Exercise task
Quote verbatim the lines of the material between the line holding "- hadith-number: ٢٥٧١ ـ: [727, 782, 802, 809]" and the line holding "- footnote-1-line-1: [140, 1068, 802, 1089]", inclusive.

Annotated region listings

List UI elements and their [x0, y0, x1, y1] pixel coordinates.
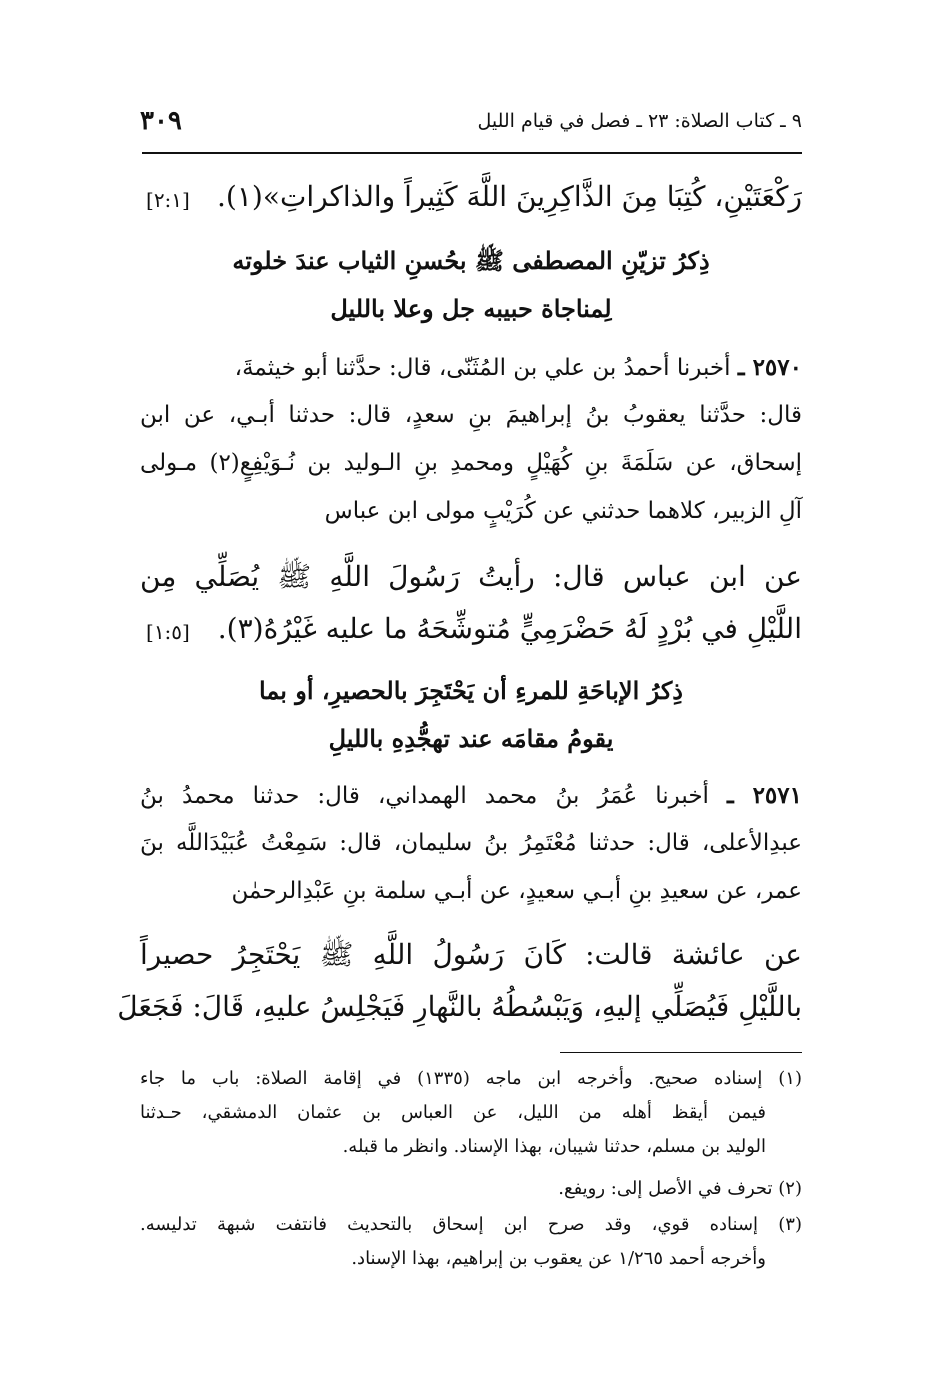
- hadith-number: ٢٥٧١ ـ: [727, 782, 802, 809]
- footnote-2: [140, 1178, 802, 1199]
- footnote-3-line-1: [140, 1214, 802, 1235]
- chapter-heading-1-line-1: ذِكرُ تزيّنِ المصطفى ﷺ بحُسنِ الثياب عندَ خلوته: [232, 246, 710, 275]
- running-title: ٩ ـ كتاب الصلاة: ٢٣ ـ فصل في قيام الليل: [477, 110, 802, 132]
- chapter-heading-1-line-2: لِمناجاة حبيبه جل وعلا بالليل: [330, 294, 612, 323]
- isnad-line: عبدِالأعلى، قال: حدثنا مُعْتَمِرُ بنُ سليمان، قال: سَمِعْتُ عُبَيْدَاللَّه بنَ: [140, 830, 802, 856]
- footnote-text: إسناده قوي، وقد صرح ابن إسحاق بالتحديث فانتفت شبهة تدليسه.: [140, 1214, 759, 1235]
- footnote-1-line-1: [140, 1068, 802, 1089]
- matn-line: اللَّيْلِ في بُرْدٍ لَهُ حَضْرَمِيٍّ مُتوشِّحَهُ ما عليه غَيْرُهُ(٣).: [217, 612, 802, 645]
- footnote-marker: (٢): [778, 1178, 802, 1199]
- matn-line: عن عائشة قالت: كَانَ رَسُولُ اللَّهِ ﷺ يَحْتَجِرُ حصيراً: [140, 938, 802, 971]
- isnad-line: إسحاق، عن سَلَمَةَ بنِ كُهَيْلٍ ومحمدِ بنِ الـوليد بن نُـوَيْفِعٍ(٢) مـولى: [140, 450, 802, 476]
- opening-line: رَكْعَتَيْنِ، كُتِبَا مِنَ الذَّاكِرِينَ اللَّهَ كَثِيراً والذاكراتِ»(١).: [217, 180, 802, 213]
- hadith-2571-first-line: [140, 782, 802, 809]
- footnote-marker: (١): [778, 1068, 802, 1089]
- header-rule: [142, 152, 802, 154]
- footnote-marker: (٣): [778, 1214, 802, 1235]
- isnad-line: قال: حدَّثنا يعقوبُ بنُ إبراهيمَ بنِ سعدٍ، قال: حدثنا أبـي، عن ابن: [140, 402, 802, 428]
- footnote-rule: [560, 1052, 802, 1053]
- footnote-text: إسناده صحيح. وأخرجه ابن ماجه (١٣٣٥) في إقامة الصلاة: باب ما جاء: [140, 1068, 763, 1089]
- chapter-heading-2-line-1: ذِكرُ الإباحَةِ للمرءِ أن يَحْتَجِرَ بالحصيرِ، أو بما: [259, 676, 683, 705]
- isnad-line: عمر، عن سعيدِ بنِ أبـي سعيدٍ، عن أبـي سلمة بنِ عَبْدِالرحمٰن: [231, 878, 802, 904]
- isnad-text: أخبرنا أحمدُ بن علي بن المُثَنّى، قال: حدَّثنا أبو خيثمةَ،: [234, 355, 731, 381]
- matn-line: عن ابن عباس قال: رأيتُ رَسُولَ اللَّهِ ﷺ يُصَلِّي مِن: [140, 560, 802, 593]
- matn-line: باللَّيْلِ فَيُصَلِّي إليهِ، وَيَبْسُطُهُ بالنَّهارِ فَيَجْلِسُ عليهِ، قَالَ: فَجَعَلَ: [117, 990, 802, 1023]
- footnote-3-line-2: وأخرجه أحمد ١/٢٦٥ عن يعقوب بن إبراهيم، بهذا الإسناد.: [351, 1248, 766, 1269]
- hadith-2570-ref: [١:٥]: [146, 620, 190, 644]
- footnote-1-line-2: فيمن أيقظ أهله من الليل، عن العباس بن عثمان الدمشقي، حـدثنا: [140, 1102, 766, 1123]
- isnad-line: آلِ الزبير، كلاهما حدثني عن كُرَيْبٍ مولى ابن عباس: [324, 498, 802, 524]
- isnad-text: أخبرنا عُمَرُ بنُ محمد الهمداني، قال: حدثنا محمدُ بنُ: [140, 783, 709, 809]
- footnote-text: تحرف في الأصل إلى: رويفع.: [558, 1178, 773, 1199]
- opening-ref: [٢:١]: [146, 188, 190, 212]
- hadith-number: ٢٥٧٠ ـ: [737, 354, 802, 381]
- hadith-2570-first-line: [140, 354, 802, 381]
- footnote-1-line-3: الوليد بن مسلم، حدثنا شيبان، بهذا الإسناد. وانظر ما قبله.: [342, 1136, 766, 1157]
- chapter-heading-2-line-2: يقومُ مقامَه عند تهجُّدِهِ بالليلِ: [328, 724, 614, 753]
- page-number: ٣٠٩: [140, 106, 182, 136]
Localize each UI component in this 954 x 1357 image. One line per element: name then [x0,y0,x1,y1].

Solution
- hadith-number: ٢٥٧١ ـ: [727, 782, 802, 809]
- footnote-2: [140, 1178, 802, 1199]
- footnote-3-line-1: [140, 1214, 802, 1235]
- chapter-heading-1-line-1: ذِكرُ تزيّنِ المصطفى ﷺ بحُسنِ الثياب عندَ خلوته: [232, 246, 710, 275]
- running-title: ٩ ـ كتاب الصلاة: ٢٣ ـ فصل في قيام الليل: [477, 110, 802, 132]
- chapter-heading-1-line-2: لِمناجاة حبيبه جل وعلا بالليل: [330, 294, 612, 323]
- isnad-line: عبدِالأعلى، قال: حدثنا مُعْتَمِرُ بنُ سليمان، قال: سَمِعْتُ عُبَيْدَاللَّه بنَ: [140, 830, 802, 856]
- footnote-text: إسناده قوي، وقد صرح ابن إسحاق بالتحديث فانتفت شبهة تدليسه.: [140, 1214, 759, 1235]
- footnote-1-line-1: [140, 1068, 802, 1089]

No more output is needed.